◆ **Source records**
== == ==

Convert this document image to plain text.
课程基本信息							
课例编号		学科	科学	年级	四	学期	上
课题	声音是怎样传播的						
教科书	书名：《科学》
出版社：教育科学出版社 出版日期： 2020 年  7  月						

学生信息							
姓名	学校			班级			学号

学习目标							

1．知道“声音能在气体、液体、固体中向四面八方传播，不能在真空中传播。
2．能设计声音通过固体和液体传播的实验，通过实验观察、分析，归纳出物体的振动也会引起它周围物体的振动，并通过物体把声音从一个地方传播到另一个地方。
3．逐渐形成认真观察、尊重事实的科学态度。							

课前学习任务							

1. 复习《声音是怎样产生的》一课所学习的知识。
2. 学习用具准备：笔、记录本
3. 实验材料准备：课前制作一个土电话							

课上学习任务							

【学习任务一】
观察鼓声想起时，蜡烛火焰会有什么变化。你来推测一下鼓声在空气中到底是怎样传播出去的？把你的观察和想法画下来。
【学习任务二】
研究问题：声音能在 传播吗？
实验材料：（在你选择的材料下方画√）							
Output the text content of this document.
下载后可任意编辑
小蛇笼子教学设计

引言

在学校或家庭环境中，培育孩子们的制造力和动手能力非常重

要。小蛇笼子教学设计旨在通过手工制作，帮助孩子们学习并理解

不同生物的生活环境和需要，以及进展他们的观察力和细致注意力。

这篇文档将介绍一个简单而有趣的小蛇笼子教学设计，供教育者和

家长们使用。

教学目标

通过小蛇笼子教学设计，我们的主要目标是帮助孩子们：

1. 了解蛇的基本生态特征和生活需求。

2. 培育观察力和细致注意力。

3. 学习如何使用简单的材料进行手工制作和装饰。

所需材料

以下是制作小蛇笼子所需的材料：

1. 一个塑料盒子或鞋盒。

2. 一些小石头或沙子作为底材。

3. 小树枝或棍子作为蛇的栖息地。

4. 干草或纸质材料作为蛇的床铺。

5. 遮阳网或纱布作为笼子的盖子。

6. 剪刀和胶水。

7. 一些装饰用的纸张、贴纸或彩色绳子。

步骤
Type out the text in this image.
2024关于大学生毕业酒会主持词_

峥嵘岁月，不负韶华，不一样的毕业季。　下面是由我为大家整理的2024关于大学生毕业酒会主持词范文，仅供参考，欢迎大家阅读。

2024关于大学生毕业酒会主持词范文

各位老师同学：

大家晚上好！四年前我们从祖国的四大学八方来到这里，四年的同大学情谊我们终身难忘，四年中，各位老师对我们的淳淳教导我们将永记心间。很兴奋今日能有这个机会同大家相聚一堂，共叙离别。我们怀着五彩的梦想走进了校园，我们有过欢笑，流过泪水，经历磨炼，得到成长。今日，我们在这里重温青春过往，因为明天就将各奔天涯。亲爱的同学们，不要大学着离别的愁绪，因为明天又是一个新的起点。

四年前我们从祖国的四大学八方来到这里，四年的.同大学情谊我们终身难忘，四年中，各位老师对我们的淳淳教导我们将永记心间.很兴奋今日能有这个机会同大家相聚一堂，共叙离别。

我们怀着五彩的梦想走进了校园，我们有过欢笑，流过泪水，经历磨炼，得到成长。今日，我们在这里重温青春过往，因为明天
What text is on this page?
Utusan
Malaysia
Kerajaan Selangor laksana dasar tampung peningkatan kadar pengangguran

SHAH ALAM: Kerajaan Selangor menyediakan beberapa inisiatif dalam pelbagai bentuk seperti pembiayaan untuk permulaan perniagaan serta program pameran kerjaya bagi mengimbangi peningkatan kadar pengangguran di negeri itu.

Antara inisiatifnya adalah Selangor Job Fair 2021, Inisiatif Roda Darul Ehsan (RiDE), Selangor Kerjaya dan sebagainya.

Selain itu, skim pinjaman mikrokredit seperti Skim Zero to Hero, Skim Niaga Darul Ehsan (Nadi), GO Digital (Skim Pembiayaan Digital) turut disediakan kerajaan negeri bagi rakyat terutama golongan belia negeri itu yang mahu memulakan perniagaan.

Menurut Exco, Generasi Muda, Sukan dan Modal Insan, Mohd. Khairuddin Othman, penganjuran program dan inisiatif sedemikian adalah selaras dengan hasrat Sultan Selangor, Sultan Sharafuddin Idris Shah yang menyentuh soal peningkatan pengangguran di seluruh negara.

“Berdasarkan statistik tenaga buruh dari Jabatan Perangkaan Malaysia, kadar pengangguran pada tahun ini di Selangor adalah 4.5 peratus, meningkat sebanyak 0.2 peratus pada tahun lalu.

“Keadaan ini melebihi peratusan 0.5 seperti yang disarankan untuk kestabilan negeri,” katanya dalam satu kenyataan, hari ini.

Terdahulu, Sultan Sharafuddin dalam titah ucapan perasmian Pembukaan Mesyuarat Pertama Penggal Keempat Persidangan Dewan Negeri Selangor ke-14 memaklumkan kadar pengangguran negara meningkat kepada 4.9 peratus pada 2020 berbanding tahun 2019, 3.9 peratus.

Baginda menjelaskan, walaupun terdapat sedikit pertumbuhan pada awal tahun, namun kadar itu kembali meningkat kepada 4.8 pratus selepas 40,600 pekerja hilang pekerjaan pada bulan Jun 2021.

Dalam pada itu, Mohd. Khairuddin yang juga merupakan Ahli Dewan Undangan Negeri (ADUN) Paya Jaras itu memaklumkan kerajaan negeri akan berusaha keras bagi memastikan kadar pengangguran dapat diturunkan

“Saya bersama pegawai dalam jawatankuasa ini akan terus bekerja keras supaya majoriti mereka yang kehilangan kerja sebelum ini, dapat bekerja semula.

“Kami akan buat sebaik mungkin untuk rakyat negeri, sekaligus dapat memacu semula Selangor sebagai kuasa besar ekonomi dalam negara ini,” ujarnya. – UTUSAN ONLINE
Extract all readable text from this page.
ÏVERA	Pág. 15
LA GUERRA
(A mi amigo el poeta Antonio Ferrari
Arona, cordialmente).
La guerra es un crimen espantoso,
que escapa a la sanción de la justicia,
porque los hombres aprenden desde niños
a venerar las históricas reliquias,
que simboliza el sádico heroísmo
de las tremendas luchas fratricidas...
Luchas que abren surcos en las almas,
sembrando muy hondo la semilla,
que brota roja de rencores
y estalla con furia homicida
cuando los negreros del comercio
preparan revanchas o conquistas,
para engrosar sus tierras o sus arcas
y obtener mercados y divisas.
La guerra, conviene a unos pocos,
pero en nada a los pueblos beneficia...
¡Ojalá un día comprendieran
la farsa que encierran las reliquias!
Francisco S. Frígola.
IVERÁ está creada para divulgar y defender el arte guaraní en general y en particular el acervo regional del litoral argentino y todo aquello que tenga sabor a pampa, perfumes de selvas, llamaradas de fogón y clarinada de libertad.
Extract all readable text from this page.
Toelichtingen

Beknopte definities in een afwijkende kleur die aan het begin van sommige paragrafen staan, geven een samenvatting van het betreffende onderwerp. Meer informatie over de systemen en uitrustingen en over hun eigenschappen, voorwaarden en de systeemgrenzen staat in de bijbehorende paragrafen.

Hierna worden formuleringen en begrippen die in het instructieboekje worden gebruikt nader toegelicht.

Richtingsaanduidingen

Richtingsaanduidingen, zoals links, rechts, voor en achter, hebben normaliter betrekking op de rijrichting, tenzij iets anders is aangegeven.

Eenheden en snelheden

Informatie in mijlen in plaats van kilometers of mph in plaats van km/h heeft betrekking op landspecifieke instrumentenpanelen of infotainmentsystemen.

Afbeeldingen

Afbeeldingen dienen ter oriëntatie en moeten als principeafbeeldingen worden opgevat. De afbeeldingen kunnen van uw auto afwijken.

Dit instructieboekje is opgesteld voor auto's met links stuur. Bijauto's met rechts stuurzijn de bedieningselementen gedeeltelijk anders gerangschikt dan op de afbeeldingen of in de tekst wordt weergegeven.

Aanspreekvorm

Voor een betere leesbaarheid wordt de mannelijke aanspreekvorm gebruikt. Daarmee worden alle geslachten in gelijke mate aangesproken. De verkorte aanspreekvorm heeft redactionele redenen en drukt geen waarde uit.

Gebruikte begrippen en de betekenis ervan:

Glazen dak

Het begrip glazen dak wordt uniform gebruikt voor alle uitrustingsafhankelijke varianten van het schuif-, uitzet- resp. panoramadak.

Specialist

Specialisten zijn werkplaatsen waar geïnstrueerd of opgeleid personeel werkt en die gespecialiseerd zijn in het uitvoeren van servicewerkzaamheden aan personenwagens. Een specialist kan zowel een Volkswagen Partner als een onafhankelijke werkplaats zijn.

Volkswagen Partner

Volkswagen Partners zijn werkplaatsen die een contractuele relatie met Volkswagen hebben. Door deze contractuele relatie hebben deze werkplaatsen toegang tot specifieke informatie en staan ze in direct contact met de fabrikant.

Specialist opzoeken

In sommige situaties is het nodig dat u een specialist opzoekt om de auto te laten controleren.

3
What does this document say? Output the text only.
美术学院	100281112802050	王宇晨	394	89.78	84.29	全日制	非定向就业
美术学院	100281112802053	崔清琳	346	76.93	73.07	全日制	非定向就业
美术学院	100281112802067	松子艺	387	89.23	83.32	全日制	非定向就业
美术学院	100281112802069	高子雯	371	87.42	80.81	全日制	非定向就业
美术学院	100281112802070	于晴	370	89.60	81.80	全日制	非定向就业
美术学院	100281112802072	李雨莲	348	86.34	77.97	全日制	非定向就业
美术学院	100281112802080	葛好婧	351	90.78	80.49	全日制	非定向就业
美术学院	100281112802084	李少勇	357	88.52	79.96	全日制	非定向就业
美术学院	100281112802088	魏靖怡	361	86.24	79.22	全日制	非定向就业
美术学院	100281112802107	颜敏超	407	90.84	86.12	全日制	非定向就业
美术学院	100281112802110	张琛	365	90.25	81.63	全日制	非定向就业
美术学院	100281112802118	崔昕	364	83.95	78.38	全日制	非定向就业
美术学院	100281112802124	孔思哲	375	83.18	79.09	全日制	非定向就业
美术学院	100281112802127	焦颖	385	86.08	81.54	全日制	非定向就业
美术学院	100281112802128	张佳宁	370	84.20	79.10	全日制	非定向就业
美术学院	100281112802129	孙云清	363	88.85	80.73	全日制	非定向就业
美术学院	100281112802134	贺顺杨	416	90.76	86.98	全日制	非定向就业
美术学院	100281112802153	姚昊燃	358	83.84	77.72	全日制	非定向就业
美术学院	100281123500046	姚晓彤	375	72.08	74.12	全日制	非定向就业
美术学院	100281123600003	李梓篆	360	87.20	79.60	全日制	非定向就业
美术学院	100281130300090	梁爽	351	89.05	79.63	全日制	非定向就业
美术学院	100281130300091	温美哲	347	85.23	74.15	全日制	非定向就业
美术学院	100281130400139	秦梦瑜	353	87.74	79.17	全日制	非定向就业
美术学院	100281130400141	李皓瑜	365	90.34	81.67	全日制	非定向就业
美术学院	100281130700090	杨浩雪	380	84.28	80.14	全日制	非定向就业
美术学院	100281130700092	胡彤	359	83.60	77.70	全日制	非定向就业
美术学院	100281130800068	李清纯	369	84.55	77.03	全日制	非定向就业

== == ==

Pull out all lines of the data with the string "this".

Convert this document image to plain text.
Output the text content of this document.
Type out the text in this image.
What text is on this page?
Extract all readable text from this page.
Extract all readable text from this page.
What does this document say? Output the text only.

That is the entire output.